--- BEGIN RECORDS SUPPLIED ---

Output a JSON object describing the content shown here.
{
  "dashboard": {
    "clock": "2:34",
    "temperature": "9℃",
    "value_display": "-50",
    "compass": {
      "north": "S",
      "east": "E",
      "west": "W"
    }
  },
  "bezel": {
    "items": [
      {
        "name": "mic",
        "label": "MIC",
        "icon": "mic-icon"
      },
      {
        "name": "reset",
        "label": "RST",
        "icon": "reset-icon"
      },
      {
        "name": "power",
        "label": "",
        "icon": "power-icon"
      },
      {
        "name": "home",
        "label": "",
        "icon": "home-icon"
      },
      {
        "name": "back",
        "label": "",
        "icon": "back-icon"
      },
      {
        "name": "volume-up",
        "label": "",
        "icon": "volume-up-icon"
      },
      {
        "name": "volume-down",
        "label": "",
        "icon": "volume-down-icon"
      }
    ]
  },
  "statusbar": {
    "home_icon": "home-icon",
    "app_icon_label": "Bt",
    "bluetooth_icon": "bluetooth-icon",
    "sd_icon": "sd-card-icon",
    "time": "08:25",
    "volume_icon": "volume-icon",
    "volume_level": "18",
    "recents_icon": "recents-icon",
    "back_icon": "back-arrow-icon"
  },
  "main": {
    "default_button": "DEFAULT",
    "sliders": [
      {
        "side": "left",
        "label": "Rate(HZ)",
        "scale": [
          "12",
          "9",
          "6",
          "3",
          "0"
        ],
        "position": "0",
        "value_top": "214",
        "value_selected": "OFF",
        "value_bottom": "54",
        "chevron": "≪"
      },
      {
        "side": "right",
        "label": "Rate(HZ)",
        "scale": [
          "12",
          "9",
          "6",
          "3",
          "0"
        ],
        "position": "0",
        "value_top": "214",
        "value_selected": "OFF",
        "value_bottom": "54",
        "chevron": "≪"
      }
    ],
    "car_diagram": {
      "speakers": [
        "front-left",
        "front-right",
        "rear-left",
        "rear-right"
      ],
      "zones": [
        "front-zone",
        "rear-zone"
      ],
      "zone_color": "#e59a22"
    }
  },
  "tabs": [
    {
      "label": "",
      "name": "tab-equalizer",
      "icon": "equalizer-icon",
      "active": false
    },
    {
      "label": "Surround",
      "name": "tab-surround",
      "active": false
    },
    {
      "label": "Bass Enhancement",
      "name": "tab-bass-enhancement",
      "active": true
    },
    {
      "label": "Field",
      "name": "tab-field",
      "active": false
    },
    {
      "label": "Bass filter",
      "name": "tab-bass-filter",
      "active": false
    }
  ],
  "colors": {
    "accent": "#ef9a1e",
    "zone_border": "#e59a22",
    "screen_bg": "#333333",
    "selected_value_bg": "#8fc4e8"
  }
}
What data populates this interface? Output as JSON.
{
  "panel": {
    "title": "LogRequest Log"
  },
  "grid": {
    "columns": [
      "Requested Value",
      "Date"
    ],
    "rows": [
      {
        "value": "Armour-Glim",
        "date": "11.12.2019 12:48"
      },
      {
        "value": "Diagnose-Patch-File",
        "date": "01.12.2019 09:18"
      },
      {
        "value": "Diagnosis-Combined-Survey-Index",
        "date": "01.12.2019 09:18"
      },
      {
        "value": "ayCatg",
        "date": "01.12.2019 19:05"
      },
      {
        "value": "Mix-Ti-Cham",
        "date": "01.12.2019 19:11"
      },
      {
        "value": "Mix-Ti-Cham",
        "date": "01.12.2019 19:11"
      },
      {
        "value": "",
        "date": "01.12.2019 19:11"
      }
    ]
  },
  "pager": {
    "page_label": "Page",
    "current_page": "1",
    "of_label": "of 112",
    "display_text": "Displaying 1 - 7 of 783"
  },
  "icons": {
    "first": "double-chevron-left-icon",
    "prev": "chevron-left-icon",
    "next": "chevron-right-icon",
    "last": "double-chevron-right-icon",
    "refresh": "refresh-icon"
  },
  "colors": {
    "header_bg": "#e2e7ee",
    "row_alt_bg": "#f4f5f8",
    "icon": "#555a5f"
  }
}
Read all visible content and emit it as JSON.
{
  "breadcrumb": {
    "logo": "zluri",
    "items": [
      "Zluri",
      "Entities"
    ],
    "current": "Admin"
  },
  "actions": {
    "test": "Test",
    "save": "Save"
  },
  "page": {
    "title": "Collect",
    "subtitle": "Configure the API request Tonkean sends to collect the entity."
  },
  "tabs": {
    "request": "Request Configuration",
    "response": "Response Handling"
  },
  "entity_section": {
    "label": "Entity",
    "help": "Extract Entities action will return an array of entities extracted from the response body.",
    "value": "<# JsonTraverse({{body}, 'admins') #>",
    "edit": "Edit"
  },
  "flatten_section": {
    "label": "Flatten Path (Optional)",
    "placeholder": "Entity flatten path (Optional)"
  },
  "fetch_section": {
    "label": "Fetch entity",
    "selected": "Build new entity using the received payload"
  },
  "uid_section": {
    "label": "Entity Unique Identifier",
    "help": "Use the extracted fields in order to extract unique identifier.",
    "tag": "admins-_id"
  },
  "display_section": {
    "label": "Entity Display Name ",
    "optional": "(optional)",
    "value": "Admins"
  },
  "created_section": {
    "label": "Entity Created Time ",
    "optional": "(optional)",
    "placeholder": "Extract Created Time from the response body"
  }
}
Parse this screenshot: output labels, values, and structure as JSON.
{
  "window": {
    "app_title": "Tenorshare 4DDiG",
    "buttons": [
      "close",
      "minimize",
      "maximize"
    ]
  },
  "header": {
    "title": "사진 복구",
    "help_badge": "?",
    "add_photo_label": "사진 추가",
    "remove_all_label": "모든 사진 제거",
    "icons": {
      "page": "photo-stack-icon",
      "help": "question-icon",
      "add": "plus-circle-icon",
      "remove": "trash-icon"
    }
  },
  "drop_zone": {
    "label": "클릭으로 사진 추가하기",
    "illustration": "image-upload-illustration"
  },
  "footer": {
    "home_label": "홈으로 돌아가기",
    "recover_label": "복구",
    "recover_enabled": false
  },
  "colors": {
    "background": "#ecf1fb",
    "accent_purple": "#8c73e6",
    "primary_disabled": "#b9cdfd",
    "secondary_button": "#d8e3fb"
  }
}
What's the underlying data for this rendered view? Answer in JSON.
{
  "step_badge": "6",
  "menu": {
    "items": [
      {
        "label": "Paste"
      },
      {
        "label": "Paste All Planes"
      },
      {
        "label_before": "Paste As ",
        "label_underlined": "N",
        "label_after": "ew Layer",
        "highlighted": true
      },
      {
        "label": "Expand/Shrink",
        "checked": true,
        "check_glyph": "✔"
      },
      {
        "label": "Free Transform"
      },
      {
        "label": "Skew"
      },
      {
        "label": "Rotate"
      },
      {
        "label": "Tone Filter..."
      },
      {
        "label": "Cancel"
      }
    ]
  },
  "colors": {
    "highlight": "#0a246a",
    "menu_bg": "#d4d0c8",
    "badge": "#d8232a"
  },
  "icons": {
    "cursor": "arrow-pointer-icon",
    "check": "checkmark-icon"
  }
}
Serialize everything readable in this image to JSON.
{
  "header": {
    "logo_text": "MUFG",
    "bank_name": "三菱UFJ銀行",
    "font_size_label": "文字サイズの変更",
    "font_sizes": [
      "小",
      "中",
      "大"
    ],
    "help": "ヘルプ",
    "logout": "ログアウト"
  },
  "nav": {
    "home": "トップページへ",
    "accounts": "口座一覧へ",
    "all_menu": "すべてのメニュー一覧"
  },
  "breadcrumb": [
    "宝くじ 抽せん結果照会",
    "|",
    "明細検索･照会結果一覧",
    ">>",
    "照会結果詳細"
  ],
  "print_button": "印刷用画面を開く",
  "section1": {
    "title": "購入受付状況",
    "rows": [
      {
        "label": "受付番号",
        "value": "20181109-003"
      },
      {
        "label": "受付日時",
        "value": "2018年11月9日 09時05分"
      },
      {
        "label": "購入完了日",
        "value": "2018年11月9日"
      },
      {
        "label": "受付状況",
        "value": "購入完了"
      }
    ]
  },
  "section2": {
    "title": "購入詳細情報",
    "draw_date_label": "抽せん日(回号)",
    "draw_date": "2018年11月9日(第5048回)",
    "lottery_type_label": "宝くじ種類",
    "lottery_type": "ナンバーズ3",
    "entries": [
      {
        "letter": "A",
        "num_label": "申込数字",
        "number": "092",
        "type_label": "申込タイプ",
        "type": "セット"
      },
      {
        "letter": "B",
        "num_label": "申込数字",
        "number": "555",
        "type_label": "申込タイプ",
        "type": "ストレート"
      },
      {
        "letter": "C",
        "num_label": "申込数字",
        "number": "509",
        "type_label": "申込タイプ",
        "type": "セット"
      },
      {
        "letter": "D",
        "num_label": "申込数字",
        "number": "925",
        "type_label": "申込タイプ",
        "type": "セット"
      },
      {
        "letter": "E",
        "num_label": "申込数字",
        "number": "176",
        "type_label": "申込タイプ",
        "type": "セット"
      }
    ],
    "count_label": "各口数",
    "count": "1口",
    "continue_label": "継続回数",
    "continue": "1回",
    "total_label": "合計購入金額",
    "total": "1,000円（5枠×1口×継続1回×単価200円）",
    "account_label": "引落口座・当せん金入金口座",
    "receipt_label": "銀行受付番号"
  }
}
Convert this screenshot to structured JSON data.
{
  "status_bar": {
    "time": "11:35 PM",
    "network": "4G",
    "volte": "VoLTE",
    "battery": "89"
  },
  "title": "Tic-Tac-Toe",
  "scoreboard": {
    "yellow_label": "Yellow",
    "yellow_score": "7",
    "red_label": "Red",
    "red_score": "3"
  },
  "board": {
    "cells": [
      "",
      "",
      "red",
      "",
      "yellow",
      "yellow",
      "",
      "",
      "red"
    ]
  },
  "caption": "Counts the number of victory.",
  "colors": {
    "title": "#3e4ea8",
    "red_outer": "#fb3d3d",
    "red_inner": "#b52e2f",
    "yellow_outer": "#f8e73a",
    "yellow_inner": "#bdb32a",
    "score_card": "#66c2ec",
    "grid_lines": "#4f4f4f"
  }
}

--- END RECORDS SUPPLIED ---

WHAT YOU SHOULD DO -> Take every line from the records above that has the word "equalizer" and copy it.

FULL SOLUTION ->
      "name": "tab-equalizer",
      "icon": "equalizer-icon",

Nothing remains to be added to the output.